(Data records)
BEGIN
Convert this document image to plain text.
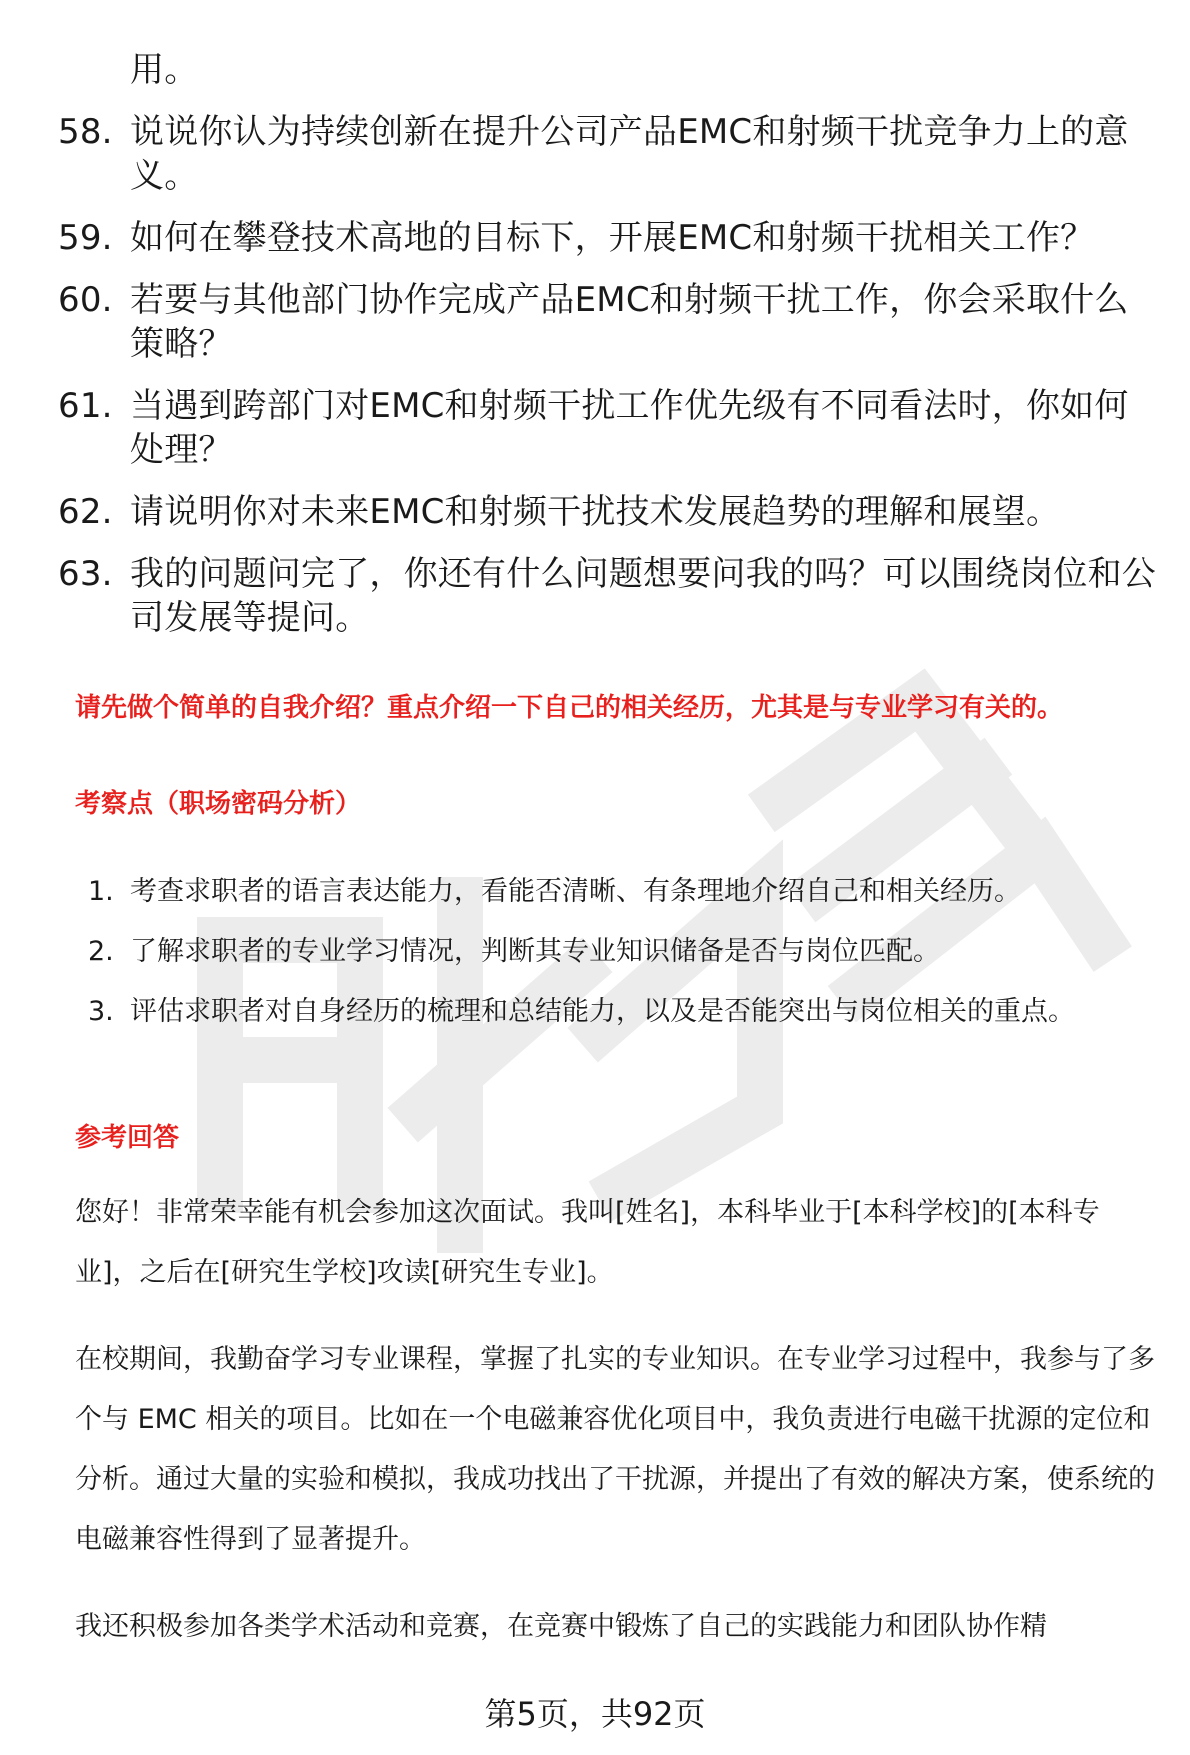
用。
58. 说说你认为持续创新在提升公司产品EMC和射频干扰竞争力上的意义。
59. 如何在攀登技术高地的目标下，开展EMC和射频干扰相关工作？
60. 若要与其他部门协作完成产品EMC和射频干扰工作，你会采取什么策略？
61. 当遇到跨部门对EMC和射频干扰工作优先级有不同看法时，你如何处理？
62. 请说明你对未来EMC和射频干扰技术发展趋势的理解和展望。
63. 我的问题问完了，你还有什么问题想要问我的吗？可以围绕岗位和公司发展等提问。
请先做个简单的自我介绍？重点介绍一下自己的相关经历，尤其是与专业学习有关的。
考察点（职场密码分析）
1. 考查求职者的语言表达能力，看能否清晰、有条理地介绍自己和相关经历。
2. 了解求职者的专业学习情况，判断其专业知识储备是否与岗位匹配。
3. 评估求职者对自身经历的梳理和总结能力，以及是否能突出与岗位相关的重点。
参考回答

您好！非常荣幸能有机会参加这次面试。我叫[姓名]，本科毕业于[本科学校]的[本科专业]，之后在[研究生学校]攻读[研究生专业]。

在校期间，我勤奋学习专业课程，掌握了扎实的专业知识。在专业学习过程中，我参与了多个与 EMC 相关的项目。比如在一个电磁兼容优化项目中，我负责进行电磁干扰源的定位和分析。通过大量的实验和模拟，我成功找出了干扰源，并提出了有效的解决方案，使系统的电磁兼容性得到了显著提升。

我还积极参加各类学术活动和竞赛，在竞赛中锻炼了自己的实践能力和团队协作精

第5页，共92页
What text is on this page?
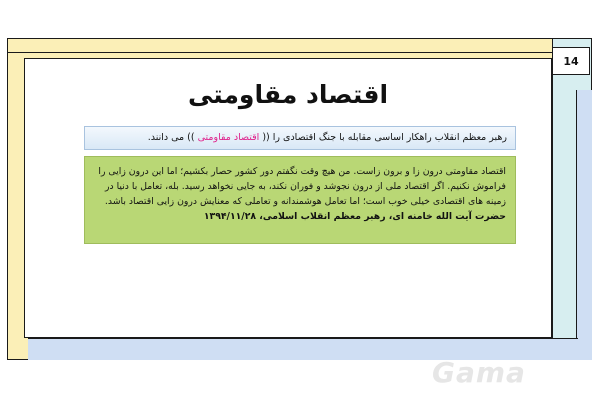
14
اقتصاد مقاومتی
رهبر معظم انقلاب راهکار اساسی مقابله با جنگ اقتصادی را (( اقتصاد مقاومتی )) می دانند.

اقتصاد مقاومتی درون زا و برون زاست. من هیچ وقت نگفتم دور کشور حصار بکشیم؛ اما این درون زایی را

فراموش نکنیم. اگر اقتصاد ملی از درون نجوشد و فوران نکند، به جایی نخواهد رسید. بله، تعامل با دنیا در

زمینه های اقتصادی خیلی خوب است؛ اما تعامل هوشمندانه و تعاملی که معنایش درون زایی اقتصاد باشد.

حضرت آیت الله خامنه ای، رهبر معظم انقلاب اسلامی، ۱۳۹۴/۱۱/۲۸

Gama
END
■ PROMPT
Search the data for the string "مقاومتی" and copy each line where it appears.

■ TASK OUTPUT
اقتصاد مقاومتی
رهبر معظم انقلاب راهکار اساسی مقابله با جنگ اقتصادی را (( اقتصاد مقاومتی )) می دانند.
اقتصاد مقاومتی درون زا و برون زاست. من هیچ وقت نگفتم دور کشور حصار بکشیم؛ اما این درون زایی را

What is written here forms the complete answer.